• _INSTRUCTION_: Extract the listing in its entirety, keeping each line identical to the original.

• _RECORDS FOR PROCESSING_:
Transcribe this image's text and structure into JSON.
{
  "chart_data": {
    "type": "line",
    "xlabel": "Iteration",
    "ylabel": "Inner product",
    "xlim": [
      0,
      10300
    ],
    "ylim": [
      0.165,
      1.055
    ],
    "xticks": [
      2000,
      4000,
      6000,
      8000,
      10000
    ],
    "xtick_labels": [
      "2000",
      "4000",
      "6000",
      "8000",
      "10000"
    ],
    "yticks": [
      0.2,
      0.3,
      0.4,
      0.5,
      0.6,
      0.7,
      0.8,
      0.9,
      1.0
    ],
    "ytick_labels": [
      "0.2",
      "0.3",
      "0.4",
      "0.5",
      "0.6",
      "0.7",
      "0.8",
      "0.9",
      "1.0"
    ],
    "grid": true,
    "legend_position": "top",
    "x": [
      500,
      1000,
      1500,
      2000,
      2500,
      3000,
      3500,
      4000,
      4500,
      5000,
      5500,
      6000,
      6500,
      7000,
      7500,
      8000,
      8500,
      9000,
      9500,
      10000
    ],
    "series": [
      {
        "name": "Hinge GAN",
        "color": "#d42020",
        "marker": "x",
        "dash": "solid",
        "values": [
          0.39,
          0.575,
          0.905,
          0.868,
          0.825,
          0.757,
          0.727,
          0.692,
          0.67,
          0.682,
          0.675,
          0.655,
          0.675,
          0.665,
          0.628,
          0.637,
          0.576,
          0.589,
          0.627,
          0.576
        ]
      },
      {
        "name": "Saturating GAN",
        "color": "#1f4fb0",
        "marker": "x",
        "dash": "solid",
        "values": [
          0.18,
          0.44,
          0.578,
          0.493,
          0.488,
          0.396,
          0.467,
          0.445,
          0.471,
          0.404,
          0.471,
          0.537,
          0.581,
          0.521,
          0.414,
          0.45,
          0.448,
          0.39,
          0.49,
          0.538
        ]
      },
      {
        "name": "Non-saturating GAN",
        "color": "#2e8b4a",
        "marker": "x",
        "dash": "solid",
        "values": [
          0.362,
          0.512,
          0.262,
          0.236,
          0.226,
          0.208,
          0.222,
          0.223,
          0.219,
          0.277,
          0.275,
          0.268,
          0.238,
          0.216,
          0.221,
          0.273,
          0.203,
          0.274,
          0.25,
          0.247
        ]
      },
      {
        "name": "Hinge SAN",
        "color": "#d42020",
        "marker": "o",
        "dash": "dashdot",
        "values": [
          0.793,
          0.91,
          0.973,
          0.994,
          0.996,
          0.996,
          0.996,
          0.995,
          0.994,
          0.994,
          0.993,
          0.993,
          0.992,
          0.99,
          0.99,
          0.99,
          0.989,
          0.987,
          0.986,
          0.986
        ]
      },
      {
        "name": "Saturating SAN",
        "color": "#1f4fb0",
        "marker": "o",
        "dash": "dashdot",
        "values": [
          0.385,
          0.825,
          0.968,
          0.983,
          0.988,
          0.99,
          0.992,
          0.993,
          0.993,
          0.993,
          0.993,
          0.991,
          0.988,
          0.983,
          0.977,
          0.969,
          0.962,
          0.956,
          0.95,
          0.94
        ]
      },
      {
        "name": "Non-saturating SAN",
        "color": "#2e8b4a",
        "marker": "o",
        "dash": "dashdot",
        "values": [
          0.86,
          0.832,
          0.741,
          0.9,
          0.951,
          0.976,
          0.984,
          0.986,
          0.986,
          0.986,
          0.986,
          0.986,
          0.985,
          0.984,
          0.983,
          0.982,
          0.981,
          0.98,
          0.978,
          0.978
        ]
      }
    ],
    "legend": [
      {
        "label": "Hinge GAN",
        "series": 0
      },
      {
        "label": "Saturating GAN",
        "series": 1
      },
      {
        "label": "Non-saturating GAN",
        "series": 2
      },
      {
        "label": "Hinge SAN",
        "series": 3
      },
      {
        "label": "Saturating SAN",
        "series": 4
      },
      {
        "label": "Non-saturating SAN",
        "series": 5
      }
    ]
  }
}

• _TASK OUTPUT_:
Transcribe this image's text and structure into JSON.
{
  "chart_data": {
    "type": "line",
    "xlabel": "Iteration",
    "ylabel": "Inner product",
    "xlim": [
      0,
      10300
    ],
    "ylim": [
      0.165,
      1.055
    ],
    "xticks": [
      2000,
      4000,
      6000,
      8000,
      10000
    ],
    "xtick_labels": [
      "2000",
      "4000",
      "6000",
      "8000",
      "10000"
    ],
    "yticks": [
      0.2,
      0.3,
      0.4,
      0.5,
      0.6,
      0.7,
      0.8,
      0.9,
      1.0
    ],
    "ytick_labels": [
      "0.2",
      "0.3",
      "0.4",
      "0.5",
      "0.6",
      "0.7",
      "0.8",
      "0.9",
      "1.0"
    ],
    "grid": true,
    "legend_position": "top",
    "x": [
      500,
      1000,
      1500,
      2000,
      2500,
      3000,
      3500,
      4000,
      4500,
      5000,
      5500,
      6000,
      6500,
      7000,
      7500,
      8000,
      8500,
      9000,
      9500,
      10000
    ],
    "series": [
      {
        "name": "Hinge GAN",
        "color": "#d42020",
        "marker": "x",
        "dash": "solid",
        "values": [
          0.39,
          0.575,
          0.905,
          0.868,
          0.825,
          0.757,
          0.727,
          0.692,
          0.67,
          0.682,
          0.675,
          0.655,
          0.675,
          0.665,
          0.628,
          0.637,
          0.576,
          0.589,
          0.627,
          0.576
        ]
      },
      {
        "name": "Saturating GAN",
        "color": "#1f4fb0",
        "marker": "x",
        "dash": "solid",
        "values": [
          0.18,
          0.44,
          0.578,
          0.493,
          0.488,
          0.396,
          0.467,
          0.445,
          0.471,
          0.404,
          0.471,
          0.537,
          0.581,
          0.521,
          0.414,
          0.45,
          0.448,
          0.39,
          0.49,
          0.538
        ]
      },
      {
        "name": "Non-saturating GAN",
        "color": "#2e8b4a",
        "marker": "x",
        "dash": "solid",
        "values": [
          0.362,
          0.512,
          0.262,
          0.236,
          0.226,
          0.208,
          0.222,
          0.223,
          0.219,
          0.277,
          0.275,
          0.268,
          0.238,
          0.216,
          0.221,
          0.273,
          0.203,
          0.274,
          0.25,
          0.247
        ]
      },
      {
        "name": "Hinge SAN",
        "color": "#d42020",
        "marker": "o",
        "dash": "dashdot",
        "values": [
          0.793,
          0.91,
          0.973,
          0.994,
          0.996,
          0.996,
          0.996,
          0.995,
          0.994,
          0.994,
          0.993,
          0.993,
          0.992,
          0.99,
          0.99,
          0.99,
          0.989,
          0.987,
          0.986,
          0.986
        ]
      },
      {
        "name": "Saturating SAN",
        "color": "#1f4fb0",
        "marker": "o",
        "dash": "dashdot",
        "values": [
          0.385,
          0.825,
          0.968,
          0.983,
          0.988,
          0.99,
          0.992,
          0.993,
          0.993,
          0.993,
          0.993,
          0.991,
          0.988,
          0.983,
          0.977,
          0.969,
          0.962,
          0.956,
          0.95,
          0.94
        ]
      },
      {
        "name": "Non-saturating SAN",
        "color": "#2e8b4a",
        "marker": "o",
        "dash": "dashdot",
        "values": [
          0.86,
          0.832,
          0.741,
          0.9,
          0.951,
          0.976,
          0.984,
          0.986,
          0.986,
          0.986,
          0.986,
          0.986,
          0.985,
          0.984,
          0.983,
          0.982,
          0.981,
          0.98,
          0.978,
          0.978
        ]
      }
    ],
    "legend": [
      {
        "label": "Hinge GAN",
        "series": 0
      },
      {
        "label": "Saturating GAN",
        "series": 1
      },
      {
        "label": "Non-saturating GAN",
        "series": 2
      },
      {
        "label": "Hinge SAN",
        "series": 3
      },
      {
        "label": "Saturating SAN",
        "series": 4
      },
      {
        "label": "Non-saturating SAN",
        "series": 5
      }
    ]
  }
}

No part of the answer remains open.